Supplied data:
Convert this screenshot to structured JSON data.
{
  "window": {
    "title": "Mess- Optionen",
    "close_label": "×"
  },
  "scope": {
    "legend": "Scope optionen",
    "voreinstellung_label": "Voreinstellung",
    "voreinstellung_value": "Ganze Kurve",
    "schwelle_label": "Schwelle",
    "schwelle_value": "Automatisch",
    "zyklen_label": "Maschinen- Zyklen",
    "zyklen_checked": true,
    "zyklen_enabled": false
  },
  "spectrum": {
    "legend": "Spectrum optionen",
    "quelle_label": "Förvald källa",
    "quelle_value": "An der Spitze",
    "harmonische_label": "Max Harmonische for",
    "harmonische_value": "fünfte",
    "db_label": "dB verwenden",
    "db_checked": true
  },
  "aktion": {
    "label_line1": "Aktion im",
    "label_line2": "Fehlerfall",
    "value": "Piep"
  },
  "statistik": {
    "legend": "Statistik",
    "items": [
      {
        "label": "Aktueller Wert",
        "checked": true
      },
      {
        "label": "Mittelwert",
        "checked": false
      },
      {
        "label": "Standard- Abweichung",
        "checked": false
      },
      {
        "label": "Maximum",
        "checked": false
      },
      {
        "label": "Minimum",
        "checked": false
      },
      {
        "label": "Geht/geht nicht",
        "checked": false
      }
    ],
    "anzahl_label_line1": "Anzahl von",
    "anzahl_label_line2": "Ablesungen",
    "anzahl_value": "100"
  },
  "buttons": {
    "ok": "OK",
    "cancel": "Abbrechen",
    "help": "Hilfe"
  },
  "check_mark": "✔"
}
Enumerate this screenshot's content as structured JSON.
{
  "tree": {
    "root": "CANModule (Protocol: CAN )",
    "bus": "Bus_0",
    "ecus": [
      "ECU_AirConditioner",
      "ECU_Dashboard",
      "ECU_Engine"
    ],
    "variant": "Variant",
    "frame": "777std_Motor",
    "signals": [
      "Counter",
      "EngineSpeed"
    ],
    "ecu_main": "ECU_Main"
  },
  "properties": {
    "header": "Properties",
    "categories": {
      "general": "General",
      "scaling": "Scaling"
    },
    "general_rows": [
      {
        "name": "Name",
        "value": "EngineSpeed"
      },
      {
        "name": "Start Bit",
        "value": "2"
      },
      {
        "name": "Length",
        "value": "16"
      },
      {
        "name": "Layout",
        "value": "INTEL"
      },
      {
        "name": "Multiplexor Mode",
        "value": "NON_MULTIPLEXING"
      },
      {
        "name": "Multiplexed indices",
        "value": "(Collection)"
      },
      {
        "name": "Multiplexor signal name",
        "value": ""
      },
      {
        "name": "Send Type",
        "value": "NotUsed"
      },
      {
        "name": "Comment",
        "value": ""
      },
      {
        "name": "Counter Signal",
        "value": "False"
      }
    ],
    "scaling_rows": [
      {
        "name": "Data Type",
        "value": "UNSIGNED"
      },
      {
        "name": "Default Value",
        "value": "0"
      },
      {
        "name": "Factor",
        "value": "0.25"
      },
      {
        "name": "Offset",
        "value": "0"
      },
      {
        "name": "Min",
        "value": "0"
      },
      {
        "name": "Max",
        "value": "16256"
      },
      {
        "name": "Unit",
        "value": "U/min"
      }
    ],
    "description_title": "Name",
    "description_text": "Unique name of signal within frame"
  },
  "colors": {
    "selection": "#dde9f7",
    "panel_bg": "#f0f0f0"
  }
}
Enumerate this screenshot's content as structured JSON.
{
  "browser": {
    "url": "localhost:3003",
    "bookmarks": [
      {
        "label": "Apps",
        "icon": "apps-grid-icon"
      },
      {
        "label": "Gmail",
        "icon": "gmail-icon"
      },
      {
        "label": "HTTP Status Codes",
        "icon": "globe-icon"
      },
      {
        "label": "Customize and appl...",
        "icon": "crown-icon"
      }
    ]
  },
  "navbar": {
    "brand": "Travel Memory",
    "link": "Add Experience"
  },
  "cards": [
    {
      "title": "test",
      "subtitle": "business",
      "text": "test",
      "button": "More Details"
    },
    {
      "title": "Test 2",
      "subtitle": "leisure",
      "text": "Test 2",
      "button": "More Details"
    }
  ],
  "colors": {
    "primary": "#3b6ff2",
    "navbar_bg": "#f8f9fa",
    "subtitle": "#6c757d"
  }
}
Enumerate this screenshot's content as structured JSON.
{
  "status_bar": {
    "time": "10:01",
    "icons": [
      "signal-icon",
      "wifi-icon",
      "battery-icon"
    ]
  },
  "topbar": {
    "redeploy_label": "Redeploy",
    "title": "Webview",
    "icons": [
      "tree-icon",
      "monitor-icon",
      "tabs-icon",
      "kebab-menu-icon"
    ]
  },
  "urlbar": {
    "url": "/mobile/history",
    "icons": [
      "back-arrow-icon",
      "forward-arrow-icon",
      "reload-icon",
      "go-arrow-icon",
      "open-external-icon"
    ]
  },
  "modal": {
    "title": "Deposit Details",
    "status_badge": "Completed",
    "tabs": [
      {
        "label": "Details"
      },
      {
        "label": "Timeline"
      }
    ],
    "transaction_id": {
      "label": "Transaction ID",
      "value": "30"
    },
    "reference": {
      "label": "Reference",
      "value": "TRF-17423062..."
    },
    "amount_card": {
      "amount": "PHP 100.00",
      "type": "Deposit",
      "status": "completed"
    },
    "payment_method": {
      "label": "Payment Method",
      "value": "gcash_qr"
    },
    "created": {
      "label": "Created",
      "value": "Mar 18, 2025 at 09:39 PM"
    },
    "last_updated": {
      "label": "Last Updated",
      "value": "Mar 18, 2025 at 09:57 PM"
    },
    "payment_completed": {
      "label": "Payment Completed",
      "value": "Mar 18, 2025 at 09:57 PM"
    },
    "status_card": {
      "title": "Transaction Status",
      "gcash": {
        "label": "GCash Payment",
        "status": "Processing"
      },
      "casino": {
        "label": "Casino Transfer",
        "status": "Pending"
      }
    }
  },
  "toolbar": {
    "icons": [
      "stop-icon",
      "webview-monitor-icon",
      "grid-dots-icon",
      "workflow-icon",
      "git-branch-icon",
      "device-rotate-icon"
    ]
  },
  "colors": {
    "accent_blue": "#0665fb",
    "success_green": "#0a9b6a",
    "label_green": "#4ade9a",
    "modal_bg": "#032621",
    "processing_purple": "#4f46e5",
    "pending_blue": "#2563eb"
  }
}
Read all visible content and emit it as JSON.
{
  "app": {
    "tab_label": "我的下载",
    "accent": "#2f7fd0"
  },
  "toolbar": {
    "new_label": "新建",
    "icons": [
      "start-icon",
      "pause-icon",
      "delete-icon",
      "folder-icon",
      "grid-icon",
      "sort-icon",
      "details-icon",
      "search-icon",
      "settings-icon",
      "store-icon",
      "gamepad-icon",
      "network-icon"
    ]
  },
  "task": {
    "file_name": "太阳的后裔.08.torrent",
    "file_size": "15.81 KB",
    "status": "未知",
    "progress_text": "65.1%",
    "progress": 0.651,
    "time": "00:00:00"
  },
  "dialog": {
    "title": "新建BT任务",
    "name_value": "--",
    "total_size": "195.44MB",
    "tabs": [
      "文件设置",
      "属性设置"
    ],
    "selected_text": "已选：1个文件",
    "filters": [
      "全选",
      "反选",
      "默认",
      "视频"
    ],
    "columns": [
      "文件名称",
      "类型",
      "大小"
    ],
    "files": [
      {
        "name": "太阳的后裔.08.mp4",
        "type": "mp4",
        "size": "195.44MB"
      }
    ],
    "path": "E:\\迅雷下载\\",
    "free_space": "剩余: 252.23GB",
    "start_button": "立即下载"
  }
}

Exercise requirements:
All of the data needs to be reproduced exactly, with no line missing.

Complete output:
Convert this screenshot to structured JSON data.
{
  "window": {
    "title": "Mess- Optionen",
    "close_label": "×"
  },
  "scope": {
    "legend": "Scope optionen",
    "voreinstellung_label": "Voreinstellung",
    "voreinstellung_value": "Ganze Kurve",
    "schwelle_label": "Schwelle",
    "schwelle_value": "Automatisch",
    "zyklen_label": "Maschinen- Zyklen",
    "zyklen_checked": true,
    "zyklen_enabled": false
  },
  "spectrum": {
    "legend": "Spectrum optionen",
    "quelle_label": "Förvald källa",
    "quelle_value": "An der Spitze",
    "harmonische_label": "Max Harmonische for",
    "harmonische_value": "fünfte",
    "db_label": "dB verwenden",
    "db_checked": true
  },
  "aktion": {
    "label_line1": "Aktion im",
    "label_line2": "Fehlerfall",
    "value": "Piep"
  },
  "statistik": {
    "legend": "Statistik",
    "items": [
      {
        "label": "Aktueller Wert",
        "checked": true
      },
      {
        "label": "Mittelwert",
        "checked": false
      },
      {
        "label": "Standard- Abweichung",
        "checked": false
      },
      {
        "label": "Maximum",
        "checked": false
      },
      {
        "label": "Minimum",
        "checked": false
      },
      {
        "label": "Geht/geht nicht",
        "checked": false
      }
    ],
    "anzahl_label_line1": "Anzahl von",
    "anzahl_label_line2": "Ablesungen",
    "anzahl_value": "100"
  },
  "buttons": {
    "ok": "OK",
    "cancel": "Abbrechen",
    "help": "Hilfe"
  },
  "check_mark": "✔"
}
Enumerate this screenshot's content as structured JSON.
{
  "tree": {
    "root": "CANModule (Protocol: CAN )",
    "bus": "Bus_0",
    "ecus": [
      "ECU_AirConditioner",
      "ECU_Dashboard",
      "ECU_Engine"
    ],
    "variant": "Variant",
    "frame": "777std_Motor",
    "signals": [
      "Counter",
      "EngineSpeed"
    ],
    "ecu_main": "ECU_Main"
  },
  "properties": {
    "header": "Properties",
    "categories": {
      "general": "General",
      "scaling": "Scaling"
    },
    "general_rows": [
      {
        "name": "Name",
        "value": "EngineSpeed"
      },
      {
        "name": "Start Bit",
        "value": "2"
      },
      {
        "name": "Length",
        "value": "16"
      },
      {
        "name": "Layout",
        "value": "INTEL"
      },
      {
        "name": "Multiplexor Mode",
        "value": "NON_MULTIPLEXING"
      },
      {
        "name": "Multiplexed indices",
        "value": "(Collection)"
      },
      {
        "name": "Multiplexor signal name",
        "value": ""
      },
      {
        "name": "Send Type",
        "value": "NotUsed"
      },
      {
        "name": "Comment",
        "value": ""
      },
      {
        "name": "Counter Signal",
        "value": "False"
      }
    ],
    "scaling_rows": [
      {
        "name": "Data Type",
        "value": "UNSIGNED"
      },
      {
        "name": "Default Value",
        "value": "0"
      },
      {
        "name": "Factor",
        "value": "0.25"
      },
      {
        "name": "Offset",
        "value": "0"
      },
      {
        "name": "Min",
        "value": "0"
      },
      {
        "name": "Max",
        "value": "16256"
      },
      {
        "name": "Unit",
        "value": "U/min"
      }
    ],
    "description_title": "Name",
    "description_text": "Unique name of signal within frame"
  },
  "colors": {
    "selection": "#dde9f7",
    "panel_bg": "#f0f0f0"
  }
}
Enumerate this screenshot's content as structured JSON.
{
  "browser": {
    "url": "localhost:3003",
    "bookmarks": [
      {
        "label": "Apps",
        "icon": "apps-grid-icon"
      },
      {
        "label": "Gmail",
        "icon": "gmail-icon"
      },
      {
        "label": "HTTP Status Codes",
        "icon": "globe-icon"
      },
      {
        "label": "Customize and appl...",
        "icon": "crown-icon"
      }
    ]
  },
  "navbar": {
    "brand": "Travel Memory",
    "link": "Add Experience"
  },
  "cards": [
    {
      "title": "test",
      "subtitle": "business",
      "text": "test",
      "button": "More Details"
    },
    {
      "title": "Test 2",
      "subtitle": "leisure",
      "text": "Test 2",
      "button": "More Details"
    }
  ],
  "colors": {
    "primary": "#3b6ff2",
    "navbar_bg": "#f8f9fa",
    "subtitle": "#6c757d"
  }
}
Enumerate this screenshot's content as structured JSON.
{
  "status_bar": {
    "time": "10:01",
    "icons": [
      "signal-icon",
      "wifi-icon",
      "battery-icon"
    ]
  },
  "topbar": {
    "redeploy_label": "Redeploy",
    "title": "Webview",
    "icons": [
      "tree-icon",
      "monitor-icon",
      "tabs-icon",
      "kebab-menu-icon"
    ]
  },
  "urlbar": {
    "url": "/mobile/history",
    "icons": [
      "back-arrow-icon",
      "forward-arrow-icon",
      "reload-icon",
      "go-arrow-icon",
      "open-external-icon"
    ]
  },
  "modal": {
    "title": "Deposit Details",
    "status_badge": "Completed",
    "tabs": [
      {
        "label": "Details"
      },
      {
        "label": "Timeline"
      }
    ],
    "transaction_id": {
      "label": "Transaction ID",
      "value": "30"
    },
    "reference": {
      "label": "Reference",
      "value": "TRF-17423062..."
    },
    "amount_card": {
      "amount": "PHP 100.00",
      "type": "Deposit",
      "status": "completed"
    },
    "payment_method": {
      "label": "Payment Method",
      "value": "gcash_qr"
    },
    "created": {
      "label": "Created",
      "value": "Mar 18, 2025 at 09:39 PM"
    },
    "last_updated": {
      "label": "Last Updated",
      "value": "Mar 18, 2025 at 09:57 PM"
    },
    "payment_completed": {
      "label": "Payment Completed",
      "value": "Mar 18, 2025 at 09:57 PM"
    },
    "status_card": {
      "title": "Transaction Status",
      "gcash": {
        "label": "GCash Payment",
        "status": "Processing"
      },
      "casino": {
        "label": "Casino Transfer",
        "status": "Pending"
      }
    }
  },
  "toolbar": {
    "icons": [
      "stop-icon",
      "webview-monitor-icon",
      "grid-dots-icon",
      "workflow-icon",
      "git-branch-icon",
      "device-rotate-icon"
    ]
  },
  "colors": {
    "accent_blue": "#0665fb",
    "success_green": "#0a9b6a",
    "label_green": "#4ade9a",
    "modal_bg": "#032621",
    "processing_purple": "#4f46e5",
    "pending_blue": "#2563eb"
  }
}
Read all visible content and emit it as JSON.
{
  "app": {
    "tab_label": "我的下载",
    "accent": "#2f7fd0"
  },
  "toolbar": {
    "new_label": "新建",
    "icons": [
      "start-icon",
      "pause-icon",
      "delete-icon",
      "folder-icon",
      "grid-icon",
      "sort-icon",
      "details-icon",
      "search-icon",
      "settings-icon",
      "store-icon",
      "gamepad-icon",
      "network-icon"
    ]
  },
  "task": {
    "file_name": "太阳的后裔.08.torrent",
    "file_size": "15.81 KB",
    "status": "未知",
    "progress_text": "65.1%",
    "progress": 0.651,
    "time": "00:00:00"
  },
  "dialog": {
    "title": "新建BT任务",
    "name_value": "--",
    "total_size": "195.44MB",
    "tabs": [
      "文件设置",
      "属性设置"
    ],
    "selected_text": "已选：1个文件",
    "filters": [
      "全选",
      "反选",
      "默认",
      "视频"
    ],
    "columns": [
      "文件名称",
      "类型",
      "大小"
    ],
    "files": [
      {
        "name": "太阳的后裔.08.mp4",
        "type": "mp4",
        "size": "195.44MB"
      }
    ],
    "path": "E:\\迅雷下载\\",
    "free_space": "剩余: 252.23GB",
    "start_button": "立即下载"
  }
}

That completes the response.